# Records supplied:
====
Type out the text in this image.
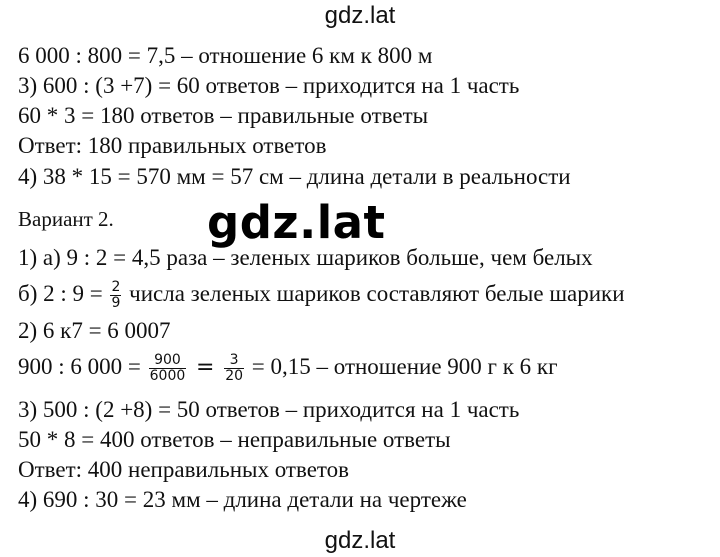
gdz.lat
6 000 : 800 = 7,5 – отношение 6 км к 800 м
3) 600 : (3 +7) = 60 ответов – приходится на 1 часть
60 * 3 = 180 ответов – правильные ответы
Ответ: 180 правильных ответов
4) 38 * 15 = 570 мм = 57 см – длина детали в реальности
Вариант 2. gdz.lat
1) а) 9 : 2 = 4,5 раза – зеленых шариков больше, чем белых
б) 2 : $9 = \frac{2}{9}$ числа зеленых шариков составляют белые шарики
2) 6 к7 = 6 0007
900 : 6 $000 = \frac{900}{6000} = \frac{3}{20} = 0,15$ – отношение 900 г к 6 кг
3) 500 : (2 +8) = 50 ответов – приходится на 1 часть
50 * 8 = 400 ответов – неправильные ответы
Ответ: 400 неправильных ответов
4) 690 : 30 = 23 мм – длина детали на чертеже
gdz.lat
====
# What the task requires:
Go through the entries above and print each one exactly, minus the pictures.

# Final result:
Type out the text in this image.
gdz.lat
6 000 : 800 = 7,5 – отношение 6 км к 800 м
3) 600 : (3 +7) = 60 ответов – приходится на 1 часть
60 * 3 = 180 ответов – правильные ответы
Ответ: 180 правильных ответов
4) 38 * 15 = 570 мм = 57 см – длина детали в реальности
Вариант 2. gdz.lat
1) а) 9 : 2 = 4,5 раза – зеленых шариков больше, чем белых
б) 2 : $9 = \frac{2}{9}$ числа зеленых шариков составляют белые шарики
2) 6 к7 = 6 0007
900 : 6 $000 = \frac{900}{6000} = \frac{3}{20} = 0,15$ – отношение 900 г к 6 кг
3) 500 : (2 +8) = 50 ответов – приходится на 1 часть
50 * 8 = 400 ответов – неправильные ответы
Ответ: 400 неправильных ответов
4) 690 : 30 = 23 мм – длина детали на чертеже
gdz.lat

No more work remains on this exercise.